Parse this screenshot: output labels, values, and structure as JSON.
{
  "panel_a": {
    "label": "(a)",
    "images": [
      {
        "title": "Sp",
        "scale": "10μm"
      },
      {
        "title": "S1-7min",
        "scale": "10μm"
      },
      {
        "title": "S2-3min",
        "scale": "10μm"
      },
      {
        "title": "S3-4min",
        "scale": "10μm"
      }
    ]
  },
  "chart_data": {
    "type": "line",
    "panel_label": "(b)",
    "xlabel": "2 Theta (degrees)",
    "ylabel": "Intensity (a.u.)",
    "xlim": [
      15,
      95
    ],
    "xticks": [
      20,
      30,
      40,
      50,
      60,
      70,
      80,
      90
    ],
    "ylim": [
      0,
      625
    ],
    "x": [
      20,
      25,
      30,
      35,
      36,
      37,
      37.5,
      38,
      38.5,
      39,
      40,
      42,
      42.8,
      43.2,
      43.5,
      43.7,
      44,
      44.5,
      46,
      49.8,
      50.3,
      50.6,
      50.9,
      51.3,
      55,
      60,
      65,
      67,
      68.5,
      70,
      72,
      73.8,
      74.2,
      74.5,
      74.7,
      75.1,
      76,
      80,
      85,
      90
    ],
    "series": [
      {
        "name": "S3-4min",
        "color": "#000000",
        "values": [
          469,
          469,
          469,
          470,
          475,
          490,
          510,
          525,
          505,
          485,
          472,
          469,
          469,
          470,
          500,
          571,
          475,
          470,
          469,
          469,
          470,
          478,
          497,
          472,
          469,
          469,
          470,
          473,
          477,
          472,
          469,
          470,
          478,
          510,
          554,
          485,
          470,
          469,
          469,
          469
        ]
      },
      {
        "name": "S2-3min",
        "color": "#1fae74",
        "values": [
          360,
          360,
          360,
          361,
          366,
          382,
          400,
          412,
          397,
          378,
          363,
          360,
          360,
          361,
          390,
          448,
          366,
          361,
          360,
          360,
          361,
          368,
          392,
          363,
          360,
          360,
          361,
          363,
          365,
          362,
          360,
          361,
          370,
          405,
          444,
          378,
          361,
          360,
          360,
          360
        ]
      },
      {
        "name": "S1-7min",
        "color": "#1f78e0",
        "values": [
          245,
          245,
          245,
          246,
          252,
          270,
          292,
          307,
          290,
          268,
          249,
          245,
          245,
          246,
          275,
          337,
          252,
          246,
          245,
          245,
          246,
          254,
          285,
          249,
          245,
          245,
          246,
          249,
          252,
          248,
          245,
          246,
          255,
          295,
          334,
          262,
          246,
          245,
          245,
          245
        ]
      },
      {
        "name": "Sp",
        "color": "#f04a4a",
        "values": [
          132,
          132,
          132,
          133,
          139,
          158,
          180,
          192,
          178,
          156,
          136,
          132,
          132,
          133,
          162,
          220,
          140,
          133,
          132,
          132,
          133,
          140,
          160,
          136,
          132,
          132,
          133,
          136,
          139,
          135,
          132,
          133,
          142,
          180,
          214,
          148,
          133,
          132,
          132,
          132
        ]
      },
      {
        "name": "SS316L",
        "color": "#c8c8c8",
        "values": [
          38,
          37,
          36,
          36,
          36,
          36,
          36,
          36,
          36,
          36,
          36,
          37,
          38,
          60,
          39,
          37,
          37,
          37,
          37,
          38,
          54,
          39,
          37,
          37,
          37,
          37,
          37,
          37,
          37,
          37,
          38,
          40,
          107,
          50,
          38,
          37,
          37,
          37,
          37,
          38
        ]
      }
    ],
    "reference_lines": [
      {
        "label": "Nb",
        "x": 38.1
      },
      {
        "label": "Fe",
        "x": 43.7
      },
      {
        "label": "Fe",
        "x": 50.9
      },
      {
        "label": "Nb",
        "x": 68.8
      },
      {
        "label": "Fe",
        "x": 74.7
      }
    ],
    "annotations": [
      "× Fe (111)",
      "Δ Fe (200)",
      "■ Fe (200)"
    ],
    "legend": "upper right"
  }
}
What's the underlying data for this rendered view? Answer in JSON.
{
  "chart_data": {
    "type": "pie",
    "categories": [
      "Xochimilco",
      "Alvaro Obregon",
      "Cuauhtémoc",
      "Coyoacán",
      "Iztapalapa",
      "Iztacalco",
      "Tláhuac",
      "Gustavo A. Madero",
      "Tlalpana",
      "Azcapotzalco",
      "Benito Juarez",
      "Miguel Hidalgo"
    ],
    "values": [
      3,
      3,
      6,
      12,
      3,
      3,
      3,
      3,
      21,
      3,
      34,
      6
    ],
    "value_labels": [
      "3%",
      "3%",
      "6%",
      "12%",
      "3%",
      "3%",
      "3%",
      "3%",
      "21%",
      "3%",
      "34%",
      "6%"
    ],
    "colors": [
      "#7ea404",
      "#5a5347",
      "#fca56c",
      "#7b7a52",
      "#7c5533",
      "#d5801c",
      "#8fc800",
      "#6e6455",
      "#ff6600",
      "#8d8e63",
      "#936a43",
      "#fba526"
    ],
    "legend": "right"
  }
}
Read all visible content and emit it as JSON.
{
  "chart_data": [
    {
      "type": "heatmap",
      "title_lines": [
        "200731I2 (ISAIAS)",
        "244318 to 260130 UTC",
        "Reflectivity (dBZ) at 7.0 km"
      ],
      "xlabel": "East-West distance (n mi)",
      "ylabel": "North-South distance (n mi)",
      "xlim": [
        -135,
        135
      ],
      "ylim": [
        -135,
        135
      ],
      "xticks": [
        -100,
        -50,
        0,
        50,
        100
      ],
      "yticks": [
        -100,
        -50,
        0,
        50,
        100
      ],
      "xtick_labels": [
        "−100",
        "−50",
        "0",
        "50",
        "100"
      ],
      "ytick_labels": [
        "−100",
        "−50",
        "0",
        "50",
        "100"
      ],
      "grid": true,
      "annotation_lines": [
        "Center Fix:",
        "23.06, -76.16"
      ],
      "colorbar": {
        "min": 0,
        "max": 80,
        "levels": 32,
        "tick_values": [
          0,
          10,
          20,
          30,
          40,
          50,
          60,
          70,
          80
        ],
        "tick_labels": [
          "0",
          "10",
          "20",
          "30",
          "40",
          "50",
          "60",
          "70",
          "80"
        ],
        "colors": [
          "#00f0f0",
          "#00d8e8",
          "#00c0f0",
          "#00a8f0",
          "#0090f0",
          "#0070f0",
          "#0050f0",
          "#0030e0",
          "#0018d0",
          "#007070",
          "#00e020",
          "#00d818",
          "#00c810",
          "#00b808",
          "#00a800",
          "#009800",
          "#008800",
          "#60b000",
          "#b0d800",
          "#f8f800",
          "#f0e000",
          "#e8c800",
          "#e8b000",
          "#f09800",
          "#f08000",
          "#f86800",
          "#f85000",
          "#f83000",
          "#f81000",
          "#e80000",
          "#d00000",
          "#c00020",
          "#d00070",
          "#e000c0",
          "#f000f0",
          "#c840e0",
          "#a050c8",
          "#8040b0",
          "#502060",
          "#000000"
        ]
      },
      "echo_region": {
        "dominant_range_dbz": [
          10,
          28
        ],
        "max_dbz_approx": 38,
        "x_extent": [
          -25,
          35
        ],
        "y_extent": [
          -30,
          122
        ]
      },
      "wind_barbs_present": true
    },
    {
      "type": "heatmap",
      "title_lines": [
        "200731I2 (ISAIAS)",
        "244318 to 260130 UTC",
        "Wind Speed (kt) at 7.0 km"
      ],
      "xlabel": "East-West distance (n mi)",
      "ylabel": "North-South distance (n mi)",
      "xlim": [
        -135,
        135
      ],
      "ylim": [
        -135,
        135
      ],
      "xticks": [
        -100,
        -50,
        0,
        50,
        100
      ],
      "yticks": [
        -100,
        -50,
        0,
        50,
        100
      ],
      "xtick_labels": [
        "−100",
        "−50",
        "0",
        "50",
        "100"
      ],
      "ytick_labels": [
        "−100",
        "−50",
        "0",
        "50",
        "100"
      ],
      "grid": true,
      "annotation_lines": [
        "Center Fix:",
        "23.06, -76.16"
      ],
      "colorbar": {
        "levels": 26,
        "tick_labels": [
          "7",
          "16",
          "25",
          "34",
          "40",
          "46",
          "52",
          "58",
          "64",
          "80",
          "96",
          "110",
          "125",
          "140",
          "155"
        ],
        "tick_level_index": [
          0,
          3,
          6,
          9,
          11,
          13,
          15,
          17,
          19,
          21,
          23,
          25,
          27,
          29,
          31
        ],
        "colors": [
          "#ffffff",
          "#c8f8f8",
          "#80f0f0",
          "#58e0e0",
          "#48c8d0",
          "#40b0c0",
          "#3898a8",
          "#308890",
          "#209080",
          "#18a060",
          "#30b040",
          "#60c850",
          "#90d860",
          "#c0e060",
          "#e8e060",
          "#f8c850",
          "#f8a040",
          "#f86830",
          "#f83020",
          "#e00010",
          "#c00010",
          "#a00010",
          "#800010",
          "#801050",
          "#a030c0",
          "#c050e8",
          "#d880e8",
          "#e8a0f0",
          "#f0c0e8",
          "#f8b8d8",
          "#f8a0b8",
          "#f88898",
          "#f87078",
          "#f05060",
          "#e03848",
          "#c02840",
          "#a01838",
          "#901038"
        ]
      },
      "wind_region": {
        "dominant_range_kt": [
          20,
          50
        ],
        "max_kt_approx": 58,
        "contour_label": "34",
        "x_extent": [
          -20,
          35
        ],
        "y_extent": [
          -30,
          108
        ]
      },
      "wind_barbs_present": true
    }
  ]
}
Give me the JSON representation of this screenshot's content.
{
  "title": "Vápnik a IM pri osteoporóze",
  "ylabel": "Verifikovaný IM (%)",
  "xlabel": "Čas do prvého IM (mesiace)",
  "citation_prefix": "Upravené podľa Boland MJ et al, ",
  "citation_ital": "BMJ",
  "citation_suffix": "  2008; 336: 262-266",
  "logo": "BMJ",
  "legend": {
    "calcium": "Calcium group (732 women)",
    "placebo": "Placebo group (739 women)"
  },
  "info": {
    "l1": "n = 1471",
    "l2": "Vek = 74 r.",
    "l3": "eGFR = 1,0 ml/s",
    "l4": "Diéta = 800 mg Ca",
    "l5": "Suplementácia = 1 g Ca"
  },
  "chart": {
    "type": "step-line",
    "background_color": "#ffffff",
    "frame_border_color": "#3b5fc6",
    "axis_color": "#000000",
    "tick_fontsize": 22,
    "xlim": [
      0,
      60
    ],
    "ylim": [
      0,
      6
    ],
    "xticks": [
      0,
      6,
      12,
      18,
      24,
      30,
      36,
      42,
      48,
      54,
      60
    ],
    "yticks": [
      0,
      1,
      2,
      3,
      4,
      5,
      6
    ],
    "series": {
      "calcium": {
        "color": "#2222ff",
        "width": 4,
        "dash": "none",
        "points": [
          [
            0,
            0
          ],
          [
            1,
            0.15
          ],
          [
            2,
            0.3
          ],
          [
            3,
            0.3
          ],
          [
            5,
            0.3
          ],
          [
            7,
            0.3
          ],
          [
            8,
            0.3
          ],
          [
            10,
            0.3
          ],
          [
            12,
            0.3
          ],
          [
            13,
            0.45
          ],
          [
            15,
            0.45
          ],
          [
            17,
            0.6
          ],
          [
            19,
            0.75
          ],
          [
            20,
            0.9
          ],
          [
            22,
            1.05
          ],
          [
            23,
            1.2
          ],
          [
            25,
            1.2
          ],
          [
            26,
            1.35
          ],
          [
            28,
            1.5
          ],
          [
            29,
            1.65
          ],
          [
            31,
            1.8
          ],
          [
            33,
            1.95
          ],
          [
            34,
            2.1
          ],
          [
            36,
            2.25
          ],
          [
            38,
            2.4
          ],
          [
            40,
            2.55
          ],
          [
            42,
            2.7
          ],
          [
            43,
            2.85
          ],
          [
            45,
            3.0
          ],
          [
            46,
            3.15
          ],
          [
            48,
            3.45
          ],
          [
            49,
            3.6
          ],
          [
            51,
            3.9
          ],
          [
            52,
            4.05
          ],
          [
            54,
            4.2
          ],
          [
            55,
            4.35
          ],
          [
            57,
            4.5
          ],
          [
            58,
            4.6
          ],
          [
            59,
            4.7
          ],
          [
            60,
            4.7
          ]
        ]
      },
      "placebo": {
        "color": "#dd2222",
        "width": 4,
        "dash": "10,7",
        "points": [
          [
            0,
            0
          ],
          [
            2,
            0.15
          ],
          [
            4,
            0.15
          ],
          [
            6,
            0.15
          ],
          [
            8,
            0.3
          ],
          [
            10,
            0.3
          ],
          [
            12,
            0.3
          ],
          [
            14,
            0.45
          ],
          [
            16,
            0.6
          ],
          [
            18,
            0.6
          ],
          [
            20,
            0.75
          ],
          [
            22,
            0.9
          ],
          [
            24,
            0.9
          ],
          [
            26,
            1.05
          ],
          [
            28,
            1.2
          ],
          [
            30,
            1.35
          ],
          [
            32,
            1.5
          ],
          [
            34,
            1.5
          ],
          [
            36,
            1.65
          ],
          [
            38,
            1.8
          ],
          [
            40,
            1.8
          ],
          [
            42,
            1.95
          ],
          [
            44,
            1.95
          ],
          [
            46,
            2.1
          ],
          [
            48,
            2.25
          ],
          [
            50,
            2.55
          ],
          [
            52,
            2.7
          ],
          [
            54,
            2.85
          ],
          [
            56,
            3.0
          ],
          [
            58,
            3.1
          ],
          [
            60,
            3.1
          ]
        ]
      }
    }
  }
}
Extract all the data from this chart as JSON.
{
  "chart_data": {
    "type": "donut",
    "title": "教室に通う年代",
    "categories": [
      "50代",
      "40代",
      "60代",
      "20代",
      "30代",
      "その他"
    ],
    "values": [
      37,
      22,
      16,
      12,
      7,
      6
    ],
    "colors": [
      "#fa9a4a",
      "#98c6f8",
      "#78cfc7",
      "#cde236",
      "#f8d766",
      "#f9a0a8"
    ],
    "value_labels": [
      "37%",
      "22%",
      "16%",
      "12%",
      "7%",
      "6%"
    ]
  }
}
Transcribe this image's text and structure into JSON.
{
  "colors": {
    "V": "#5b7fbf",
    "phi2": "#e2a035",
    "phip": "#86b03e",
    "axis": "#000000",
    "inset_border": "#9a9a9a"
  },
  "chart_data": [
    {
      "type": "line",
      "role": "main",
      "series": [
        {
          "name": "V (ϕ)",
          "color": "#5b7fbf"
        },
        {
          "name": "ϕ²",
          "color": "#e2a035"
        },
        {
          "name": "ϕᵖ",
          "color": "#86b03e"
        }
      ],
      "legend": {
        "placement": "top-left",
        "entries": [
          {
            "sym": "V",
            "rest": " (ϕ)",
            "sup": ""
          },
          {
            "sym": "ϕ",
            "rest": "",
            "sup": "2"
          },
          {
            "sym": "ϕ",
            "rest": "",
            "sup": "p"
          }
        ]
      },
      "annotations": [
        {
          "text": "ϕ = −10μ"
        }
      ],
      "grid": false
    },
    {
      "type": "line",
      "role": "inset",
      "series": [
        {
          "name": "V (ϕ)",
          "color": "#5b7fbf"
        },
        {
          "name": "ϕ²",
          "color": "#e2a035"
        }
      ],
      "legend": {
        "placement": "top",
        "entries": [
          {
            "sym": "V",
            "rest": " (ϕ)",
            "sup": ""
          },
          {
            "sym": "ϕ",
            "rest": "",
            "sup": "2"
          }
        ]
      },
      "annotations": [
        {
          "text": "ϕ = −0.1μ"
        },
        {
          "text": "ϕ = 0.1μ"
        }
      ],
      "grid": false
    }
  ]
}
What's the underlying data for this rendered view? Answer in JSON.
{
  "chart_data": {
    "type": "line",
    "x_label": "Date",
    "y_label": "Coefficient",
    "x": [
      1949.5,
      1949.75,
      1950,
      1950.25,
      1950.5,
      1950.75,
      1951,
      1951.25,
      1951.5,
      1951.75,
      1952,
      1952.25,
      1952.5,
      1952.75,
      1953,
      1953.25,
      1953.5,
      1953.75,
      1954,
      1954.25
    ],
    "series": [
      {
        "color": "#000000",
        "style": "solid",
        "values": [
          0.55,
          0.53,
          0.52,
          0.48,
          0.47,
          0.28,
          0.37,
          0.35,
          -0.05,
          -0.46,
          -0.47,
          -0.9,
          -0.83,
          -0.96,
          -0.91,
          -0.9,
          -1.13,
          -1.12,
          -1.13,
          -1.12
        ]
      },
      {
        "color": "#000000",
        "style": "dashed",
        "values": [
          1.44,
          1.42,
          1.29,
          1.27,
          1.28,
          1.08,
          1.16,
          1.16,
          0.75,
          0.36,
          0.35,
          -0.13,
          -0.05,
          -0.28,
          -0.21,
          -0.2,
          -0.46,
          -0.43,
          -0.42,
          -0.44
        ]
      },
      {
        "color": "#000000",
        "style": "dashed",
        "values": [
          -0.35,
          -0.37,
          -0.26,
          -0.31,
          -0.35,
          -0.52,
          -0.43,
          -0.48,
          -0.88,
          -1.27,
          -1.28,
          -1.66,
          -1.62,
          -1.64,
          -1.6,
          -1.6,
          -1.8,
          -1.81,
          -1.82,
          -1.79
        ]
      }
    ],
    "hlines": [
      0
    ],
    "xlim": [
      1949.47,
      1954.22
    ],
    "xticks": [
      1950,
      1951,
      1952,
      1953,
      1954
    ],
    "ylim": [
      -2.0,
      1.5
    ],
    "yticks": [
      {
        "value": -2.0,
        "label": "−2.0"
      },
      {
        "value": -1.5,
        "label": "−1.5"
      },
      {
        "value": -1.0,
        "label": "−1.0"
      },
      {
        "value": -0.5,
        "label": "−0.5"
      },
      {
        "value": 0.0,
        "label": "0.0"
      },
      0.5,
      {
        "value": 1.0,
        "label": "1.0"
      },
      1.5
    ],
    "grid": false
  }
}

___

> _JOB_
Read through the data and copy every line where "JSON" shows up.

> _REPLY TO THE EXERCISE_
Parse this screenshot: output labels, values, and structure as JSON.
What's the underlying data for this rendered view? Answer in JSON.
Read all visible content and emit it as JSON.
Give me the JSON representation of this screenshot's content.
Extract all the data from this chart as JSON.
Transcribe this image's text and structure into JSON.
What's the underlying data for this rendered view? Answer in JSON.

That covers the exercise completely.